%%
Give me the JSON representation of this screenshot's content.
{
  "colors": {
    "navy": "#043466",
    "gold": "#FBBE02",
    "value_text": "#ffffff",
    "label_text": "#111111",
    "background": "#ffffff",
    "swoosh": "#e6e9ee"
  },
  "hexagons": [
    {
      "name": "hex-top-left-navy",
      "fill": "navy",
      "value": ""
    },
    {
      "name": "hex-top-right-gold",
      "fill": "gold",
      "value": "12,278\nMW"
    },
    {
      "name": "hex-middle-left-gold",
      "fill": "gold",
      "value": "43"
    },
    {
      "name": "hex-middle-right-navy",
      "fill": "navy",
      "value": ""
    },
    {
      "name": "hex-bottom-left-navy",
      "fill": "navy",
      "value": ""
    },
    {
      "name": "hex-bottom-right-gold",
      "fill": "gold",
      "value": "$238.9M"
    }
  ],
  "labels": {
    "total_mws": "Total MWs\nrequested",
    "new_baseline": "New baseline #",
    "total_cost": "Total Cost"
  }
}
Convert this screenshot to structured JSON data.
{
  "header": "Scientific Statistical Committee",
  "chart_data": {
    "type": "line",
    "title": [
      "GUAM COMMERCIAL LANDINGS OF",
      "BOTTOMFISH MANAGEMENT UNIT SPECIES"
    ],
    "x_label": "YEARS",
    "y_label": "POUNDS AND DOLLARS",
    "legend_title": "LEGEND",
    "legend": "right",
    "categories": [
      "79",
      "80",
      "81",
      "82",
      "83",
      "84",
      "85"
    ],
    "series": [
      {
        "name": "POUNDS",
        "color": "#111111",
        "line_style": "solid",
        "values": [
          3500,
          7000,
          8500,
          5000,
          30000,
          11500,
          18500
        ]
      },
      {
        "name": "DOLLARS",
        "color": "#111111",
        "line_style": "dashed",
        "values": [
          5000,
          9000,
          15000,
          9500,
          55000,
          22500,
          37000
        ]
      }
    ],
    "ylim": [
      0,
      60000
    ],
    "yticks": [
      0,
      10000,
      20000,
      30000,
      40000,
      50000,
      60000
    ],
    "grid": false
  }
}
%%
Reproduce only the lines running from the one with "Convert this screenshot" through the final line of the listing above, both ends included.

### PROBLEM SOLUTION
Convert this screenshot to structured JSON data.
{
  "header": "Scientific Statistical Committee",
  "chart_data": {
    "type": "line",
    "title": [
      "GUAM COMMERCIAL LANDINGS OF",
      "BOTTOMFISH MANAGEMENT UNIT SPECIES"
    ],
    "x_label": "YEARS",
    "y_label": "POUNDS AND DOLLARS",
    "legend_title": "LEGEND",
    "legend": "right",
    "categories": [
      "79",
      "80",
      "81",
      "82",
      "83",
      "84",
      "85"
    ],
    "series": [
      {
        "name": "POUNDS",
        "color": "#111111",
        "line_style": "solid",
        "values": [
          3500,
          7000,
          8500,
          5000,
          30000,
          11500,
          18500
        ]
      },
      {
        "name": "DOLLARS",
        "color": "#111111",
        "line_style": "dashed",
        "values": [
          5000,
          9000,
          15000,
          9500,
          55000,
          22500,
          37000
        ]
      }
    ],
    "ylim": [
      0,
      60000
    ],
    "yticks": [
      0,
      10000,
      20000,
      30000,
      40000,
      50000,
      60000
    ],
    "grid": false
  }
}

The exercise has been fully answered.